State only the number of lines that include "Channel".
*****
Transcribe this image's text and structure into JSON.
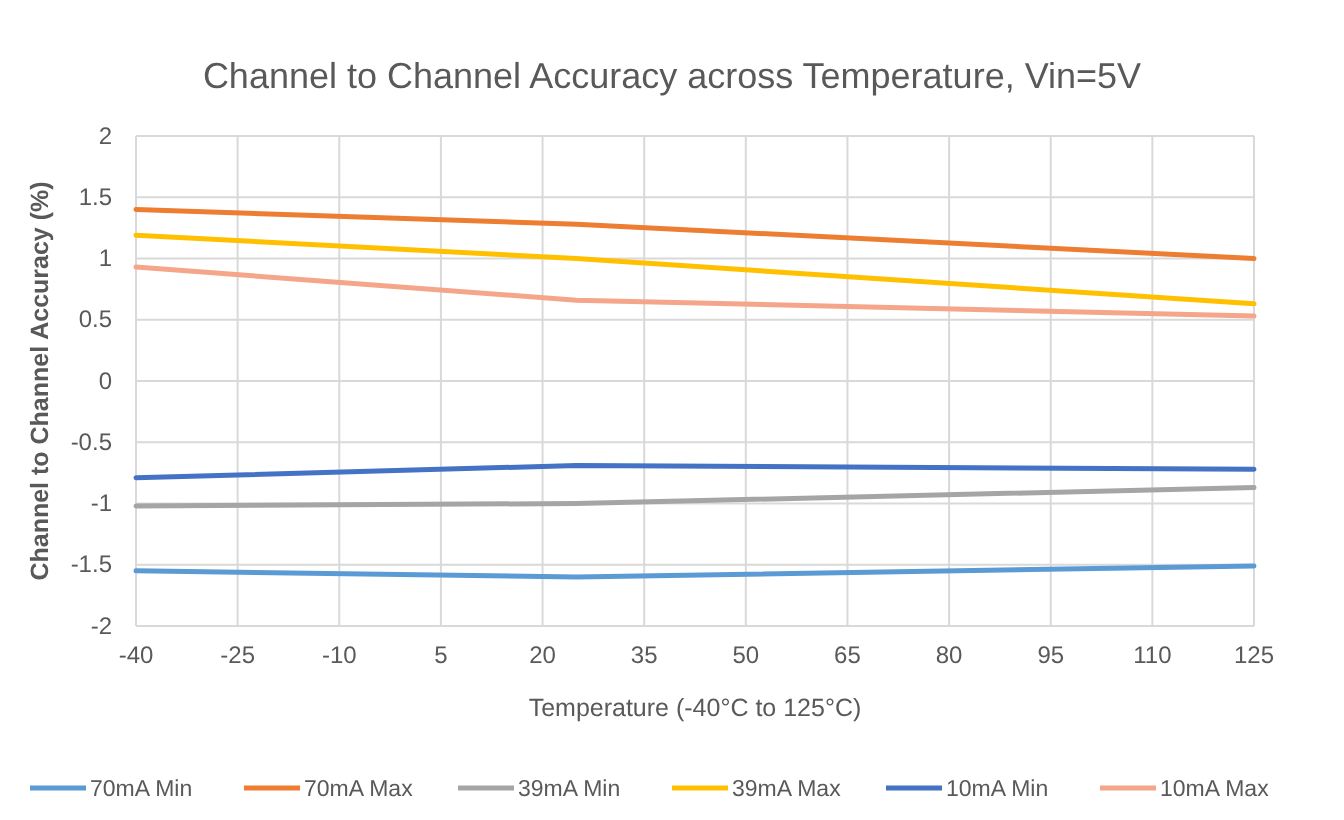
{
  "chart_data": {
    "type": "line",
    "title": "Channel to Channel Accuracy across Temperature, Vin=5V",
    "xlabel": "Temperature (-40°C to 125°C)",
    "ylabel": "Channel to Channel Accuracy (%)",
    "x": [
      -40,
      25,
      125
    ],
    "xlim": [
      -40,
      125
    ],
    "xticks": [
      -40,
      -25,
      -10,
      5,
      20,
      35,
      50,
      65,
      80,
      95,
      110,
      125
    ],
    "ylim": [
      -2,
      2
    ],
    "yticks": [
      -2,
      -1.5,
      -1,
      -0.5,
      0,
      0.5,
      1,
      1.5,
      2
    ],
    "grid": true,
    "legend": "bottom",
    "marker": "none",
    "line_style": "solid",
    "series": [
      {
        "name": "70mA Min",
        "color": "#5b9bd5",
        "values": [
          -1.55,
          -1.6,
          -1.51
        ]
      },
      {
        "name": "70mA Max",
        "color": "#ed7d31",
        "values": [
          1.4,
          1.28,
          1.0
        ]
      },
      {
        "name": "39mA Min",
        "color": "#a5a5a5",
        "values": [
          -1.02,
          -1.0,
          -0.87
        ]
      },
      {
        "name": "39mA Max",
        "color": "#ffc000",
        "values": [
          1.19,
          1.0,
          0.63
        ]
      },
      {
        "name": "10mA Min",
        "color": "#4472c4",
        "values": [
          -0.79,
          -0.69,
          -0.72
        ]
      },
      {
        "name": "10mA Max",
        "color": "#f4a58a",
        "values": [
          0.93,
          0.66,
          0.53
        ]
      }
    ]
  }
}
*****
[SOLUTION FOR THIS TASK]
2